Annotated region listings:
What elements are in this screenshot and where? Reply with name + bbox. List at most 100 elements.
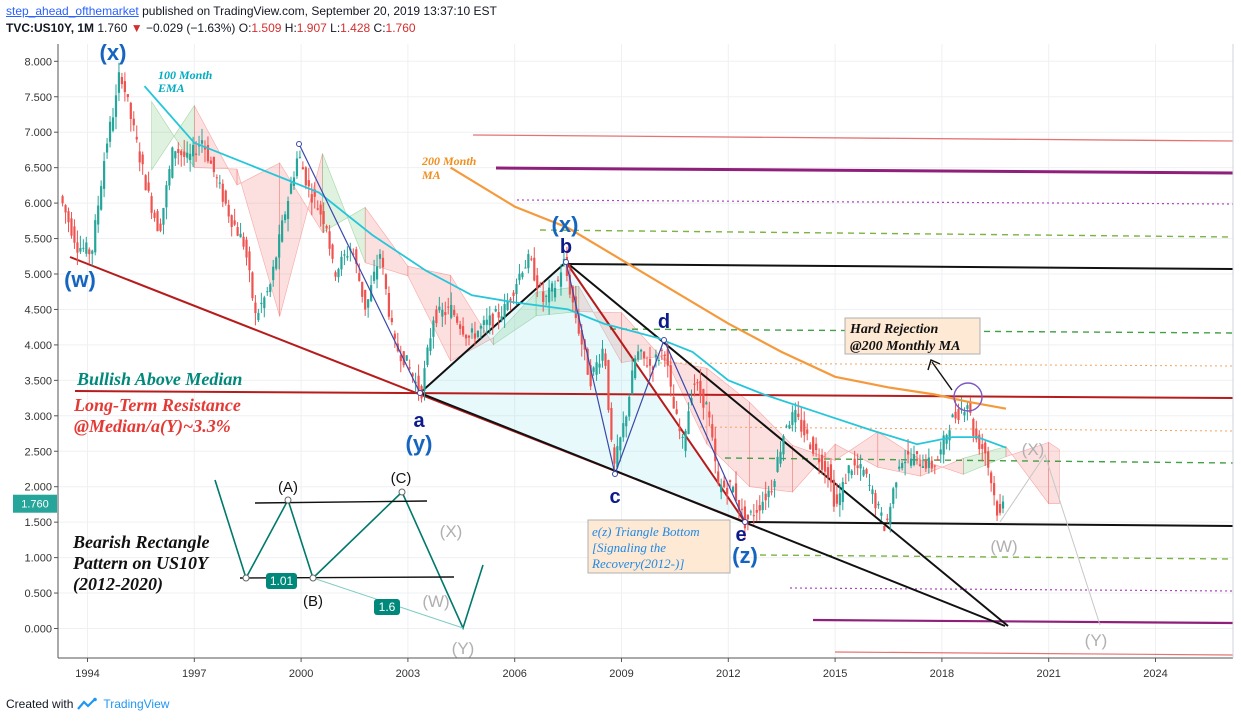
triangle-lower-line (419, 392, 1006, 627)
triangle-top-line (565, 263, 1234, 270)
candle-up (889, 506, 892, 525)
y-tick-label: 6.000 (24, 198, 52, 210)
candle-down (417, 375, 420, 393)
last-price-badge (13, 494, 57, 513)
candle-up (281, 220, 284, 242)
candle-down (675, 409, 678, 414)
author-link[interactable]: step_ahead_ofthemarket (6, 4, 139, 18)
candle-up (639, 349, 643, 352)
candle-down (325, 226, 328, 229)
last-price-label: 1.760 (21, 499, 49, 511)
bottom-red-line (834, 651, 1234, 656)
candle-down (981, 444, 984, 449)
candle-down (447, 306, 450, 308)
candle-up (117, 72, 121, 93)
candle-down (918, 464, 922, 466)
candle-down (826, 467, 830, 478)
candle-down (998, 503, 1002, 513)
candle-up (749, 511, 752, 513)
candle-up (622, 423, 625, 438)
candle-down (817, 458, 821, 463)
candle-up (521, 272, 524, 278)
candle-up (553, 287, 557, 298)
purple-resistance-line (495, 166, 1234, 175)
x-tick-label: 2003 (396, 668, 420, 680)
candle-down (752, 515, 755, 517)
candle-up (171, 147, 174, 178)
candle-down (177, 149, 180, 154)
candle-up (372, 271, 376, 281)
candle-down (464, 335, 468, 339)
candle-down (70, 218, 73, 236)
wave-line-x-a (298, 143, 421, 394)
candle-up (263, 297, 266, 309)
candle-down (408, 367, 411, 369)
candle-down (743, 506, 747, 529)
candle-down (746, 514, 749, 520)
candle-up (108, 121, 112, 142)
median-resistance-line (74, 390, 1234, 399)
candle-up (189, 153, 192, 161)
y-tick-label: 5.000 (24, 269, 52, 281)
candle-down (586, 349, 589, 375)
candle-down (580, 330, 583, 345)
candle-down (156, 211, 159, 232)
candle-down (764, 493, 767, 501)
candle-up (295, 158, 299, 177)
candle-up (289, 183, 293, 194)
candle-down (322, 211, 325, 225)
x-tick-label: 2021 (1036, 668, 1060, 680)
candle-down (613, 447, 616, 464)
ma-label-line1: 200 Month (421, 154, 477, 168)
grey-label-x: (X) (1022, 440, 1045, 459)
candle-down (642, 351, 646, 359)
green-dashed-line-4 (759, 554, 1234, 560)
candle-down (120, 76, 124, 85)
candle-down (355, 249, 358, 264)
candle-up (788, 424, 791, 429)
candle-up (720, 485, 723, 493)
candle-down (723, 480, 726, 488)
wave-label-a: a (413, 410, 425, 432)
cloud-bearish (578, 285, 622, 364)
published-text: published on TradingView.com, September … (142, 4, 497, 18)
y-tick-label: 1.500 (24, 517, 52, 529)
triangle-note-box (587, 519, 731, 574)
candle-up (945, 435, 948, 444)
candle-up (966, 405, 969, 409)
candle-down (242, 236, 245, 247)
rectangle-label-line2: Pattern on US10Y (72, 553, 210, 573)
resistance-label-line2: @Median/a(Y)~3.3% (74, 416, 231, 437)
candle-down (978, 434, 981, 450)
candle-up (545, 295, 548, 297)
open-label: O: (238, 21, 252, 35)
symbol-name[interactable]: TVC:US10Y, 1M (6, 21, 95, 35)
candle-down (660, 349, 663, 351)
moving-averages (143, 85, 1007, 449)
candle-up (657, 360, 660, 362)
triangle-note-line1: e(z) Triangle Bottom (592, 524, 700, 539)
candle-down (672, 396, 675, 409)
candle-up (79, 247, 82, 252)
rejection-arrow (931, 361, 953, 391)
triangle-base-line (744, 521, 1234, 527)
candle-down (972, 419, 975, 436)
candle-up (441, 309, 444, 317)
candle-up (503, 304, 506, 318)
candle-up (470, 328, 474, 333)
candle-up (1001, 501, 1005, 509)
candle-down (984, 442, 987, 454)
candle-up (625, 416, 628, 427)
tradingview-brand[interactable]: TradingView (103, 697, 170, 711)
wave-point-marker (417, 390, 423, 396)
bullish-median-label: Bullish Above Median (76, 369, 242, 389)
candle-up (485, 319, 488, 325)
candle-down (497, 312, 500, 318)
candle-up (637, 351, 640, 360)
candle-up (880, 512, 883, 516)
wave-line-b-c-d-e (565, 261, 746, 523)
candle-up (634, 358, 637, 379)
wave-label-z: (z) (732, 543, 758, 568)
candle-up (438, 306, 441, 311)
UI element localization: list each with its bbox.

Written instruction:
Rewrite the records as a numbered list, from the line with "triangle-lower-line (419, 392, 1006, 627)" up to and including the line with "candle-down (325, 226, 328, 229)". Leave out any blank lines.

Correct response:
1. triangle-lower-line (419, 392, 1006, 627)
2. triangle-top-line (565, 263, 1234, 270)
3. candle-up (889, 506, 892, 525)
4. y-tick-label: 6.000 (24, 198, 52, 210)
5. candle-down (417, 375, 420, 393)
6. last-price-badge (13, 494, 57, 513)
7. candle-up (281, 220, 284, 242)
8. candle-down (675, 409, 678, 414)
9. author-link[interactable]: step_ahead_ofthemarket (6, 4, 139, 18)
10. candle-up (639, 349, 643, 352)
11. candle-down (325, 226, 328, 229)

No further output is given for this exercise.